Job >>
Reproduce all records exactly.

Source data >>
---

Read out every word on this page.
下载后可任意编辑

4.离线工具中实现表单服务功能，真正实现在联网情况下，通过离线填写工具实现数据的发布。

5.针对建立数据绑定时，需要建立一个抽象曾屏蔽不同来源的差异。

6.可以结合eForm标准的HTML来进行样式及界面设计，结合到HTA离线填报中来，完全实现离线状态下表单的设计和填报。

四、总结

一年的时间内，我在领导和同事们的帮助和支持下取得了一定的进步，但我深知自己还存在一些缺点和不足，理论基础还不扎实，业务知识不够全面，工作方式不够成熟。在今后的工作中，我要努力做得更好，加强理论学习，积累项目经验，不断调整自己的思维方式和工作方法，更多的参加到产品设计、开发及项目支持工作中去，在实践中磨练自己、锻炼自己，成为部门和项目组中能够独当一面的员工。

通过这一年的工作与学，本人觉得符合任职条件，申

---

Completed task >>
Read out every word on this page.
下载后可任意编辑

4.离线工具中实现表单服务功能，真正实现在联网情况下，通过离线填写工具实现数据的发布。

5.针对建立数据绑定时，需要建立一个抽象曾屏蔽不同来源的差异。

6.可以结合eForm标准的HTML来进行样式及界面设计，结合到HTA离线填报中来，完全实现离线状态下表单的设计和填报。

四、总结

一年的时间内，我在领导和同事们的帮助和支持下取得了一定的进步，但我深知自己还存在一些缺点和不足，理论基础还不扎实，业务知识不够全面，工作方式不够成熟。在今后的工作中，我要努力做得更好，加强理论学习，积累项目经验，不断调整自己的思维方式和工作方法，更多的参加到产品设计、开发及项目支持工作中去，在实践中磨练自己、锻炼自己，成为部门和项目组中能够独当一面的员工。

通过这一年的工作与学，本人觉得符合任职条件，申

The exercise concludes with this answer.